**Short problem:**
Copy out all of the data exactly as it appears.

**Records for the task:**
(begin)
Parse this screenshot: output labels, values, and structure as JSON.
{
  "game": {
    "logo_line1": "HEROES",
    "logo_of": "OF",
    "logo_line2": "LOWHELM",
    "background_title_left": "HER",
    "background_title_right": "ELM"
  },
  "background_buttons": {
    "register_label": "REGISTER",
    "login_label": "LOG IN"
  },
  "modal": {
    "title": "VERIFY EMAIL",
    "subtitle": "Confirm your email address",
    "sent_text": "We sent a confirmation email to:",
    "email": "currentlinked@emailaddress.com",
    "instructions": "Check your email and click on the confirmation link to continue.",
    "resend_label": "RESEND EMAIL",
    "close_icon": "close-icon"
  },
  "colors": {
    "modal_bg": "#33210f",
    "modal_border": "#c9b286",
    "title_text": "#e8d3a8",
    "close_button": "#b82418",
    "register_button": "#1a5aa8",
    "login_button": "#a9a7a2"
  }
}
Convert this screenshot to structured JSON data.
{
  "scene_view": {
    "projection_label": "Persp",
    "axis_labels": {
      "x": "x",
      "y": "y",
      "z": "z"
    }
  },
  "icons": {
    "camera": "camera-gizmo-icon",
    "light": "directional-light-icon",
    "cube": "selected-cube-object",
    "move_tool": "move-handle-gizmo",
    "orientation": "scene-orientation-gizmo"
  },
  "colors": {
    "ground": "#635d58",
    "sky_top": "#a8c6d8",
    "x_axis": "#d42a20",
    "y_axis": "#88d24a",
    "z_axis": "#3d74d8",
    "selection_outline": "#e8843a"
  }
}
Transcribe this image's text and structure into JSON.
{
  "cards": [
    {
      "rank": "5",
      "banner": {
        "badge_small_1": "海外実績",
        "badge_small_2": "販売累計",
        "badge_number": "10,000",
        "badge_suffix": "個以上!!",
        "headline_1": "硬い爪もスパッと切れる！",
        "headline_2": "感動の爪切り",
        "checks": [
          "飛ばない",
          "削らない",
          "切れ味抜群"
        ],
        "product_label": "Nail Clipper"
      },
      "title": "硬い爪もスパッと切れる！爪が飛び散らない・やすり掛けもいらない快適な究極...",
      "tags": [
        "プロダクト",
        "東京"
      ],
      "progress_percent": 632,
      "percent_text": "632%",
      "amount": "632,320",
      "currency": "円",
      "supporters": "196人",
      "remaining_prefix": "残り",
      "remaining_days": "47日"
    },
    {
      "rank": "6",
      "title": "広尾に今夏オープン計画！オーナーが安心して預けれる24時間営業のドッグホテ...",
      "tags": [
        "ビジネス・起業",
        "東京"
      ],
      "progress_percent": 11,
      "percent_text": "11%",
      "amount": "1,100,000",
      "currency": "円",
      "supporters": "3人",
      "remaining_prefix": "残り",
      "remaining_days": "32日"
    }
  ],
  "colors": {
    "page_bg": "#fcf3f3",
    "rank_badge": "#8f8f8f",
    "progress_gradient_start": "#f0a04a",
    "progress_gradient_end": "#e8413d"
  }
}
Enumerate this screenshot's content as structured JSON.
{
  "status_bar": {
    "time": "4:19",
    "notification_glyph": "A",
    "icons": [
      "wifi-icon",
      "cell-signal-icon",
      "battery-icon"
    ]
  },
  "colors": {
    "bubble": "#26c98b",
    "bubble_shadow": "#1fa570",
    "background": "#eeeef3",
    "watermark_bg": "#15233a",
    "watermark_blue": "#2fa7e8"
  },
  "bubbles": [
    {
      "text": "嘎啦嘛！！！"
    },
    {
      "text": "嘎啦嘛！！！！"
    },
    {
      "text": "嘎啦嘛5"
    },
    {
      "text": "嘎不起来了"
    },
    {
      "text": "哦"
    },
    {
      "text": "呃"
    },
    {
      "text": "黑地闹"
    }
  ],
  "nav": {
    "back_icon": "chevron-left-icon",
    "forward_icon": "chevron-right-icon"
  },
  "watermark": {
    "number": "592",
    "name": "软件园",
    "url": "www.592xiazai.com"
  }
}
(end)
**Written response:**
Parse this screenshot: output labels, values, and structure as JSON.
{
  "game": {
    "logo_line1": "HEROES",
    "logo_of": "OF",
    "logo_line2": "LOWHELM",
    "background_title_left": "HER",
    "background_title_right": "ELM"
  },
  "background_buttons": {
    "register_label": "REGISTER",
    "login_label": "LOG IN"
  },
  "modal": {
    "title": "VERIFY EMAIL",
    "subtitle": "Confirm your email address",
    "sent_text": "We sent a confirmation email to:",
    "email": "currentlinked@emailaddress.com",
    "instructions": "Check your email and click on the confirmation link to continue.",
    "resend_label": "RESEND EMAIL",
    "close_icon": "close-icon"
  },
  "colors": {
    "modal_bg": "#33210f",
    "modal_border": "#c9b286",
    "title_text": "#e8d3a8",
    "close_button": "#b82418",
    "register_button": "#1a5aa8",
    "login_button": "#a9a7a2"
  }
}
Convert this screenshot to structured JSON data.
{
  "scene_view": {
    "projection_label": "Persp",
    "axis_labels": {
      "x": "x",
      "y": "y",
      "z": "z"
    }
  },
  "icons": {
    "camera": "camera-gizmo-icon",
    "light": "directional-light-icon",
    "cube": "selected-cube-object",
    "move_tool": "move-handle-gizmo",
    "orientation": "scene-orientation-gizmo"
  },
  "colors": {
    "ground": "#635d58",
    "sky_top": "#a8c6d8",
    "x_axis": "#d42a20",
    "y_axis": "#88d24a",
    "z_axis": "#3d74d8",
    "selection_outline": "#e8843a"
  }
}
Transcribe this image's text and structure into JSON.
{
  "cards": [
    {
      "rank": "5",
      "banner": {
        "badge_small_1": "海外実績",
        "badge_small_2": "販売累計",
        "badge_number": "10,000",
        "badge_suffix": "個以上!!",
        "headline_1": "硬い爪もスパッと切れる！",
        "headline_2": "感動の爪切り",
        "checks": [
          "飛ばない",
          "削らない",
          "切れ味抜群"
        ],
        "product_label": "Nail Clipper"
      },
      "title": "硬い爪もスパッと切れる！爪が飛び散らない・やすり掛けもいらない快適な究極...",
      "tags": [
        "プロダクト",
        "東京"
      ],
      "progress_percent": 632,
      "percent_text": "632%",
      "amount": "632,320",
      "currency": "円",
      "supporters": "196人",
      "remaining_prefix": "残り",
      "remaining_days": "47日"
    },
    {
      "rank": "6",
      "title": "広尾に今夏オープン計画！オーナーが安心して預けれる24時間営業のドッグホテ...",
      "tags": [
        "ビジネス・起業",
        "東京"
      ],
      "progress_percent": 11,
      "percent_text": "11%",
      "amount": "1,100,000",
      "currency": "円",
      "supporters": "3人",
      "remaining_prefix": "残り",
      "remaining_days": "32日"
    }
  ],
  "colors": {
    "page_bg": "#fcf3f3",
    "rank_badge": "#8f8f8f",
    "progress_gradient_start": "#f0a04a",
    "progress_gradient_end": "#e8413d"
  }
}
Enumerate this screenshot's content as structured JSON.
{
  "status_bar": {
    "time": "4:19",
    "notification_glyph": "A",
    "icons": [
      "wifi-icon",
      "cell-signal-icon",
      "battery-icon"
    ]
  },
  "colors": {
    "bubble": "#26c98b",
    "bubble_shadow": "#1fa570",
    "background": "#eeeef3",
    "watermark_bg": "#15233a",
    "watermark_blue": "#2fa7e8"
  },
  "bubbles": [
    {
      "text": "嘎啦嘛！！！"
    },
    {
      "text": "嘎啦嘛！！！！"
    },
    {
      "text": "嘎啦嘛5"
    },
    {
      "text": "嘎不起来了"
    },
    {
      "text": "哦"
    },
    {
      "text": "呃"
    },
    {
      "text": "黑地闹"
    }
  ],
  "nav": {
    "back_icon": "chevron-left-icon",
    "forward_icon": "chevron-right-icon"
  },
  "watermark": {
    "number": "592",
    "name": "软件园",
    "url": "www.592xiazai.com"
  }
}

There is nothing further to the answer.